_Vorgelegter Text:_
Erich Fromms Weltbestseller "Haben oder Sein" prägte in den 1970er Jahren eine ganze Generation. Fromms kluge Analyse zweier menschlicher Existenzweisen, die in seinen Augen gegensätzlich waren, beeindruckt auch rund vierzig Jahre später noch. Doch die psychologische Forschung hat sich weiterentwickelt. Manches, was zu Zeiten des berühmten Psychoanalytikers und Sozialpsychologen en vogue war, gilt heute als widerlegt.

An dieser Stelle setzt der Sozialpsychologe Jens Förster an. In seinem neuen Buch "Was das Haben mit dem Sein macht" versucht er, das Thema aus heutiger Sicht zu beleuchten. Im Gegensatz zu Fromm, der scharf die kapitalistisch motivierte Konsumgesellschaft kritisierte, möchte Förster eine materialistische Einstellung nicht grundsätzlich verteufeln. Sehr wohl aber verweist er auf die fatalen Folgen für Menschheit und Erde, die aus übermäßigem Konsum resultieren. Also stellt er motivationspsychologische Überlegungen über unser Kaufverhalten an und widmet sich dabei den fließenden Übergängen vom gesunden Konsum zur Kaufsucht, vom belebenden Verzicht zum übertriebenen Sparzwang.

_Kurze Aufgabe 1:_ Fasse den Text über Fromm und Förster in zwei Sätzen zusammen.

_Gegebene Angaben:_

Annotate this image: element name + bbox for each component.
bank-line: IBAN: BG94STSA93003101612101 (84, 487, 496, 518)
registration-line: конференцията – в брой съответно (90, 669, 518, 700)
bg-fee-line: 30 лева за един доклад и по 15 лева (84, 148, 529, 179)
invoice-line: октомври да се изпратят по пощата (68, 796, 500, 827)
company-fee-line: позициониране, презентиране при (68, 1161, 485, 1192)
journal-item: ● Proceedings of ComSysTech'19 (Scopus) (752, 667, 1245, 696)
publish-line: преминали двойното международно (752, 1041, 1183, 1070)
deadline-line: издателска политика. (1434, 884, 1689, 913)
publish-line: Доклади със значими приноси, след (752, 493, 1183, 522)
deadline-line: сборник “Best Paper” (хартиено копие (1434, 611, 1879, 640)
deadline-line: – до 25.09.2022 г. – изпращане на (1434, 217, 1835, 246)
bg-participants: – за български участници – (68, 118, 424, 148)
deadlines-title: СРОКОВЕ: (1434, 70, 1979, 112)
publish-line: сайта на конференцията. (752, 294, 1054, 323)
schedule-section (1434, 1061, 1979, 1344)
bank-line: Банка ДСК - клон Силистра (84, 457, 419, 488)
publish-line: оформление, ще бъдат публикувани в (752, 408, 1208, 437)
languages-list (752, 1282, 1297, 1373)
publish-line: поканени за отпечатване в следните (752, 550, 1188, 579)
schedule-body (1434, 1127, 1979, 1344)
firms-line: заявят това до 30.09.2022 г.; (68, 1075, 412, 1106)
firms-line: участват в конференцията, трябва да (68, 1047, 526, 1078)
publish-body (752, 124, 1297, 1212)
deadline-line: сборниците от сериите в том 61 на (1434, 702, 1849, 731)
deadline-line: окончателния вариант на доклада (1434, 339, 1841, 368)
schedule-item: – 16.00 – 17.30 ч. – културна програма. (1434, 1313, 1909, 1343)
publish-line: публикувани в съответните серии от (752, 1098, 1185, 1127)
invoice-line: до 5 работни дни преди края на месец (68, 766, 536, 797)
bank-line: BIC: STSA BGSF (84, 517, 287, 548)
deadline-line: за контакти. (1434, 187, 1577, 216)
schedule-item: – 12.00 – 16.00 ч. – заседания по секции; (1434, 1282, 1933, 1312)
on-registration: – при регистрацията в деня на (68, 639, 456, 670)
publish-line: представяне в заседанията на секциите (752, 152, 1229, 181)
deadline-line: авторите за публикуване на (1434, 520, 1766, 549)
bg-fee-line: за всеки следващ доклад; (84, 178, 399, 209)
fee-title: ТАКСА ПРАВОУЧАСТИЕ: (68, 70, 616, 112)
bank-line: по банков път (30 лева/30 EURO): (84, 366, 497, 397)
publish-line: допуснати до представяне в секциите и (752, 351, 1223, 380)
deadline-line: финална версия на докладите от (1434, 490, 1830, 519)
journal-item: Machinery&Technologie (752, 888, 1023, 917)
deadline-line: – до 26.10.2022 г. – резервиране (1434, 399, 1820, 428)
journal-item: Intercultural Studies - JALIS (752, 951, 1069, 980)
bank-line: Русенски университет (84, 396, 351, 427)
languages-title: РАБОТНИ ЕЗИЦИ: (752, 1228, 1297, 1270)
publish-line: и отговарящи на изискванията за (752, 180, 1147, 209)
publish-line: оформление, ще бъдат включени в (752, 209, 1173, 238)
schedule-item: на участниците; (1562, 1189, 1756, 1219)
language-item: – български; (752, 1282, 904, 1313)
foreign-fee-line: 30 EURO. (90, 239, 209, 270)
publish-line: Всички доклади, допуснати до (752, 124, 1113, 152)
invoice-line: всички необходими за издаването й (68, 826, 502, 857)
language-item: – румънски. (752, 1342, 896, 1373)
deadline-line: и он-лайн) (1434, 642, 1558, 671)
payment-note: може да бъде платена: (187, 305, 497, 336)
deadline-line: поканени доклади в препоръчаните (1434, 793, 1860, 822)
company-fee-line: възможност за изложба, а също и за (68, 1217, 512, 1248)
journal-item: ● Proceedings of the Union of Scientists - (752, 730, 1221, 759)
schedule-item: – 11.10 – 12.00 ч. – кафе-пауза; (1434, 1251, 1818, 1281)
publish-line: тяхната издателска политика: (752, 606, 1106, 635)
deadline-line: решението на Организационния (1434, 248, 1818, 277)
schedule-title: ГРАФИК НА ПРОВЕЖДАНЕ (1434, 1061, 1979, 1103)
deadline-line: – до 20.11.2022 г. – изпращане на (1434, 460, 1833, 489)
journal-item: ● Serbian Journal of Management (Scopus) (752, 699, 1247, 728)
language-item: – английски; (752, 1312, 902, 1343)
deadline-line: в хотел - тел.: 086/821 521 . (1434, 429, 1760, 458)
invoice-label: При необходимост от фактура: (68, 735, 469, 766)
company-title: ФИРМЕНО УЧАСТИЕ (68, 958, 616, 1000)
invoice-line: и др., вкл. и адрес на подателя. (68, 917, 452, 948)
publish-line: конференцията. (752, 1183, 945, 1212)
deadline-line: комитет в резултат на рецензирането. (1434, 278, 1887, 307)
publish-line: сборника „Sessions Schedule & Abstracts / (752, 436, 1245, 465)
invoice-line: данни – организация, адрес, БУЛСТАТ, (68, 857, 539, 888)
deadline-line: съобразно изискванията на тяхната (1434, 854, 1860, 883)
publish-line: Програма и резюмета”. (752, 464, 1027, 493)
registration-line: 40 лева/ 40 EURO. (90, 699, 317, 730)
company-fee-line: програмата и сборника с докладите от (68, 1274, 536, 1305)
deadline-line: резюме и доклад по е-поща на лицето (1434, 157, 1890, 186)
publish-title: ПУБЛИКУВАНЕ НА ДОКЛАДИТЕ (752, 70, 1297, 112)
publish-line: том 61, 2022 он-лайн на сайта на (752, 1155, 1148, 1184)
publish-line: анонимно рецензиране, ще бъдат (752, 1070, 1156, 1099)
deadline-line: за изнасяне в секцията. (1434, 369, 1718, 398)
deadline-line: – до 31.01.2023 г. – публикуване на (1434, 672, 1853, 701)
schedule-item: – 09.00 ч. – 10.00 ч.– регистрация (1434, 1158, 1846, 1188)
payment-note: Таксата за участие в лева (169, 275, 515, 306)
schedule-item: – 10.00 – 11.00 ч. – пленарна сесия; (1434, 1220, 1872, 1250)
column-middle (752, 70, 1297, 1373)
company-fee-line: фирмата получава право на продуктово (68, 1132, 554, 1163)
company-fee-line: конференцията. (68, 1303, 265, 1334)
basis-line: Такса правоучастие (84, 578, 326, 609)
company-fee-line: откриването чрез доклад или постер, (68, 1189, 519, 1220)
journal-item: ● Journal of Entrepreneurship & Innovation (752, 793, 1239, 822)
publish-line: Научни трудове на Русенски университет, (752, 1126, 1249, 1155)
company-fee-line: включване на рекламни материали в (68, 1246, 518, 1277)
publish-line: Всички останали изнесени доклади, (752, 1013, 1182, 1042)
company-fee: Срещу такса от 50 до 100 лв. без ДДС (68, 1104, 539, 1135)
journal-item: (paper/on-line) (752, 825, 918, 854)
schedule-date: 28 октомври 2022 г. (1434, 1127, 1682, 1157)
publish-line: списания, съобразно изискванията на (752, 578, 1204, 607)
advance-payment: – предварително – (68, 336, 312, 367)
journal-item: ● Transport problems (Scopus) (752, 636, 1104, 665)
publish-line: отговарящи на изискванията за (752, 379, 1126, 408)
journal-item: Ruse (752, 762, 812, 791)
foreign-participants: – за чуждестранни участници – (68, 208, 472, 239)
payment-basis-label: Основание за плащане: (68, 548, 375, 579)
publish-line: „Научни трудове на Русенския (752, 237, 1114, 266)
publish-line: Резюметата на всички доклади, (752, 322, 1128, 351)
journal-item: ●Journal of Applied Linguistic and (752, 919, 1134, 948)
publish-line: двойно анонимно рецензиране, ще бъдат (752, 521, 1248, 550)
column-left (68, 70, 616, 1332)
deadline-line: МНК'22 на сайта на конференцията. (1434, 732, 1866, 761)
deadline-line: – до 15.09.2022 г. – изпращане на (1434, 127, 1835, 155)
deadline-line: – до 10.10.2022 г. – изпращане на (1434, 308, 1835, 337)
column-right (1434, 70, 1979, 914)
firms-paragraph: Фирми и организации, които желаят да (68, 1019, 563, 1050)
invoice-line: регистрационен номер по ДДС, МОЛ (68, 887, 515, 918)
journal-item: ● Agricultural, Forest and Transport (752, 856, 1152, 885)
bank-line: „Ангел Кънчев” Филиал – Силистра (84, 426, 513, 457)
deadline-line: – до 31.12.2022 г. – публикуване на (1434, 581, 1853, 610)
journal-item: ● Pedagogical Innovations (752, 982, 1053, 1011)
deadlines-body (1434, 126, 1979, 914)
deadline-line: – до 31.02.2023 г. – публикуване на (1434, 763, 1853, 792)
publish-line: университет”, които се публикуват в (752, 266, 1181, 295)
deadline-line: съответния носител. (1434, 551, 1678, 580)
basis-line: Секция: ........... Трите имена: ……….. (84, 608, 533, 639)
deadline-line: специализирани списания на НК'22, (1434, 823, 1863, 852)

_Kurze Aufgabe 2:_ Suche alle Zeilen, in denen die Zeichenfolge „тяхната“ vorkommt, und gib sie vollständig wieder. Groß- und Kleinschreibung sind dabei zu beachten.

_Vollständige Ausgabe 1:_ Erich Fromms Weltbestseller „Haben oder Sein“ prägte in den 1970er Jahren eine ganze Generation, doch manches aus seiner Zeit gilt heute als widerlegt. In seinem Buch „Was das Haben mit dem Sein macht“ beleuchtet der Sozialpsychologe Jens Förster das Thema aus heutiger Sicht: Er verteufelt eine materialistische Einstellung nicht grundsätzlich, verweist aber auf die fatalen Folgen übermäßigen Konsums für Menschheit und Erde.

_Vollständige Ausgabe 2:_
publish-line: тяхната издателска политика: (752, 606, 1106, 635)
deadline-line: съобразно изискванията на тяхната (1434, 854, 1860, 883)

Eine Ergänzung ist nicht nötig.